### Task instructions
Give the count of lines containing the string "População", with no other output.

### Entries
begin
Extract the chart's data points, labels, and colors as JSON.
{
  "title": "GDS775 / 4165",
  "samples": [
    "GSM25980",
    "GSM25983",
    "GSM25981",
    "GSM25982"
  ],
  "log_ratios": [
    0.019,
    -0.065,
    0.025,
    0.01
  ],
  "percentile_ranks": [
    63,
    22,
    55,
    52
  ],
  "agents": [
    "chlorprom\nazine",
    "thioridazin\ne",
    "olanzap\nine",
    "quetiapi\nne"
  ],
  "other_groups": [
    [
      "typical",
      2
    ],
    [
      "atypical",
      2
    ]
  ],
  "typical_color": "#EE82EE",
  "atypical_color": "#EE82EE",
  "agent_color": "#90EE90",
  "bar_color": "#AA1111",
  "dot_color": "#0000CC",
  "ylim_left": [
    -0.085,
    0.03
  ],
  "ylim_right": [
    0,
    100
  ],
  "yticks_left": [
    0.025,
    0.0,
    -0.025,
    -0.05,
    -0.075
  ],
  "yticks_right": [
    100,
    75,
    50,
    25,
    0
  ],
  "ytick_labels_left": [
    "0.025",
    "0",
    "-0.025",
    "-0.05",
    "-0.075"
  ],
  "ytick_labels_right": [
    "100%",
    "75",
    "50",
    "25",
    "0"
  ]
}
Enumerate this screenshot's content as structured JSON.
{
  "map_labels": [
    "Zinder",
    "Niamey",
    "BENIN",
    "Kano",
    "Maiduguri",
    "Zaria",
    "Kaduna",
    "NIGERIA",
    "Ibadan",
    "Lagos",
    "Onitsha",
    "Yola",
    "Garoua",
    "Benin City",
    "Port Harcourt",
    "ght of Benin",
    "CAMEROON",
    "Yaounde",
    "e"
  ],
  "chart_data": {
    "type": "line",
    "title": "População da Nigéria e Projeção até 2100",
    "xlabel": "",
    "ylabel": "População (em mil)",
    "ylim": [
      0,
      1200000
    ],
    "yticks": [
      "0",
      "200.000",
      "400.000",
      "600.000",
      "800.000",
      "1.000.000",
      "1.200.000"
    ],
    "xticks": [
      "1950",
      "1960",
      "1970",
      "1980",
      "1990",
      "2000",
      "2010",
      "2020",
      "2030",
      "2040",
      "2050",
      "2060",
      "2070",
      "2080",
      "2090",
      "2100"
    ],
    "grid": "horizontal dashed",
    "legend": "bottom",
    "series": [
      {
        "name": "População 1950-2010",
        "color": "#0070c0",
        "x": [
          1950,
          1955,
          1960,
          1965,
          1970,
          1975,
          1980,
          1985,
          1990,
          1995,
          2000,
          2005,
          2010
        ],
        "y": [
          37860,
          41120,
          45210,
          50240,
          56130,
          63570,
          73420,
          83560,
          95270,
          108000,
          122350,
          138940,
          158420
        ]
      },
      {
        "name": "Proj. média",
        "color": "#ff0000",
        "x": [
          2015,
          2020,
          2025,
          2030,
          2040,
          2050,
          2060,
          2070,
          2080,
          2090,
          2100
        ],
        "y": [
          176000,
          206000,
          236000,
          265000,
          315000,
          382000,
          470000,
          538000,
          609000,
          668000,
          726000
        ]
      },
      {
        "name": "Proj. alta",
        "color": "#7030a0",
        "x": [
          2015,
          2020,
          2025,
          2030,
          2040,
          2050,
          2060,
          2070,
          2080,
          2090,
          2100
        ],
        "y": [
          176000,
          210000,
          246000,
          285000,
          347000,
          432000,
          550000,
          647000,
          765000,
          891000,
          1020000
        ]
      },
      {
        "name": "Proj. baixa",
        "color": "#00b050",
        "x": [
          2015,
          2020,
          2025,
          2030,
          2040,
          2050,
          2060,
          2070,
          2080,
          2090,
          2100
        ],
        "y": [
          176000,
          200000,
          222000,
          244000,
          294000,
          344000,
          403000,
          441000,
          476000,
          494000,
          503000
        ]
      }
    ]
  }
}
end
### Answer to the exercise
3